• WHAT YOU WILL DO
Copy every line of the data in which the word "JSON" occurs.

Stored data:
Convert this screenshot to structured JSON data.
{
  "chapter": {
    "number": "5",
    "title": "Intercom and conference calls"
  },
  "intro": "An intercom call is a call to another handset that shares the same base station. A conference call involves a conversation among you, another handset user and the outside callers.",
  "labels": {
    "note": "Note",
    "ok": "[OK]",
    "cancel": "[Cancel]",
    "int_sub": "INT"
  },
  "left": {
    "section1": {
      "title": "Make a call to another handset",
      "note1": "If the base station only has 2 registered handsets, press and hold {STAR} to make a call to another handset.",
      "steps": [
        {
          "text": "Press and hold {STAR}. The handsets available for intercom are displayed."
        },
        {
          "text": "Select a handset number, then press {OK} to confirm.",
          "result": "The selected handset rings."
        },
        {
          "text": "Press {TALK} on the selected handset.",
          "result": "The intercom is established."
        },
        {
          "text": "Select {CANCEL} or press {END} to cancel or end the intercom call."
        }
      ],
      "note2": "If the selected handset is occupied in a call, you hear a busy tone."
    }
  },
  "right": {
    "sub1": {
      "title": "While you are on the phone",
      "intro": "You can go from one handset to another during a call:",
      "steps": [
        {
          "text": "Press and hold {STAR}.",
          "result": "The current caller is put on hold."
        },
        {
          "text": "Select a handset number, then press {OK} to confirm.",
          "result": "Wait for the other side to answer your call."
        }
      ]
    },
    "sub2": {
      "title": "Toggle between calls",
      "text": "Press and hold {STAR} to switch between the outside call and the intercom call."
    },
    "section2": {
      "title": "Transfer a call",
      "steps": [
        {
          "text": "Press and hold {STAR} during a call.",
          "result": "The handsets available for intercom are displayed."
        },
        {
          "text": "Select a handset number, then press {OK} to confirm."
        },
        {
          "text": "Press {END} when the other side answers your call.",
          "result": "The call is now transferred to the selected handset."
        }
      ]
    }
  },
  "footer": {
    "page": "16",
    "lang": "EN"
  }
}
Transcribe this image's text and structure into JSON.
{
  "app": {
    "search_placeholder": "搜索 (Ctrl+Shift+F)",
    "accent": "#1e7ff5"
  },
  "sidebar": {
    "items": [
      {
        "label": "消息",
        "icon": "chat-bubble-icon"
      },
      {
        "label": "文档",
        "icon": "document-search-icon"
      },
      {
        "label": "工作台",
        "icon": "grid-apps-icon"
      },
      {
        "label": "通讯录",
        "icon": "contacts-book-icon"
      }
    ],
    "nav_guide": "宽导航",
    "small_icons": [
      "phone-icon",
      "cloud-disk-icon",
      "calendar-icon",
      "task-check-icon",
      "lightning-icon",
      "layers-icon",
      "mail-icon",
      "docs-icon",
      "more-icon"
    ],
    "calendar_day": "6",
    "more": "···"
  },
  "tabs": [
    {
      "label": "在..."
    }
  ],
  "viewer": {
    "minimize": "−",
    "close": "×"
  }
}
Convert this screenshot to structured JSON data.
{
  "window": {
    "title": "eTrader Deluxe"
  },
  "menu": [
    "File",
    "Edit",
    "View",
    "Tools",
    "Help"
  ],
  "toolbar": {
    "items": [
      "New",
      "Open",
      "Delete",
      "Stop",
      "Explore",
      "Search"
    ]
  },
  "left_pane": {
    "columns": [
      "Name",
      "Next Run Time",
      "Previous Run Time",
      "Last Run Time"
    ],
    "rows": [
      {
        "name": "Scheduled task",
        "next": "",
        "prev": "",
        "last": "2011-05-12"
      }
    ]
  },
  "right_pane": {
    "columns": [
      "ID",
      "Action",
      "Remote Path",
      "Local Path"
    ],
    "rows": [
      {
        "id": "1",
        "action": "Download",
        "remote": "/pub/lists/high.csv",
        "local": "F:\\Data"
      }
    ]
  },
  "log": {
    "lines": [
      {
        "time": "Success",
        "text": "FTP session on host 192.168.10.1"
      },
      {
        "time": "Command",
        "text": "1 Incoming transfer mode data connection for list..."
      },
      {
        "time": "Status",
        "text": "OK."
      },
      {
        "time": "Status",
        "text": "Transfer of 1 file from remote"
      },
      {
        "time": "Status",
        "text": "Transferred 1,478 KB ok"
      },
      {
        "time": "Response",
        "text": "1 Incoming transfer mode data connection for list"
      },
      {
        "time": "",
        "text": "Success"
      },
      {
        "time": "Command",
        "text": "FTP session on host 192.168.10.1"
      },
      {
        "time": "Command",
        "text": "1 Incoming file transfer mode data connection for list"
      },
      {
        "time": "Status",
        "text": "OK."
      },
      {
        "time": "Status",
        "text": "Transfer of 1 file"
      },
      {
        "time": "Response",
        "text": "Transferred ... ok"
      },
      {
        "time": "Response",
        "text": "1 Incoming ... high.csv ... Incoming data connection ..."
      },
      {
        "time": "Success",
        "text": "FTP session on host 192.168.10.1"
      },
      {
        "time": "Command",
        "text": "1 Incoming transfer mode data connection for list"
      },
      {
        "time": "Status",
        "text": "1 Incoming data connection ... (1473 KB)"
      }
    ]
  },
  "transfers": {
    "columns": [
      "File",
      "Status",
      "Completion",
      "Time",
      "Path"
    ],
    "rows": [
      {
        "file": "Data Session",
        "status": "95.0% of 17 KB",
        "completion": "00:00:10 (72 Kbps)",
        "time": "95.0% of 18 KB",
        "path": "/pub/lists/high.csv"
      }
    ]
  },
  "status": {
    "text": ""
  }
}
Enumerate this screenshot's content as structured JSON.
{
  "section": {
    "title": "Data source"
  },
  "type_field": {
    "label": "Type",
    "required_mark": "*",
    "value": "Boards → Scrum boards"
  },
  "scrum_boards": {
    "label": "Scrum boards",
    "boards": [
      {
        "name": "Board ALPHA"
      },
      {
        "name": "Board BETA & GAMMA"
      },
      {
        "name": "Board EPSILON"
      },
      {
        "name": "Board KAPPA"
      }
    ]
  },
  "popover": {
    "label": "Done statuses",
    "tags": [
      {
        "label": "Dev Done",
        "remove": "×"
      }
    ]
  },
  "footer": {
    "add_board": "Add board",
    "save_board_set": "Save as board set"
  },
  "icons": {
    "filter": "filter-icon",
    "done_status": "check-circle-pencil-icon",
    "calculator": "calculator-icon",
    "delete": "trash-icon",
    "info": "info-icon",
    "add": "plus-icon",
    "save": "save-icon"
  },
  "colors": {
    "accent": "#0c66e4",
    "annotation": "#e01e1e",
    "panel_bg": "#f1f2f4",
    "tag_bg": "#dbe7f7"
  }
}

• TASK RESULT
Convert this screenshot to structured JSON data.
Transcribe this image's text and structure into JSON.
Convert this screenshot to structured JSON data.
Enumerate this screenshot's content as structured JSON.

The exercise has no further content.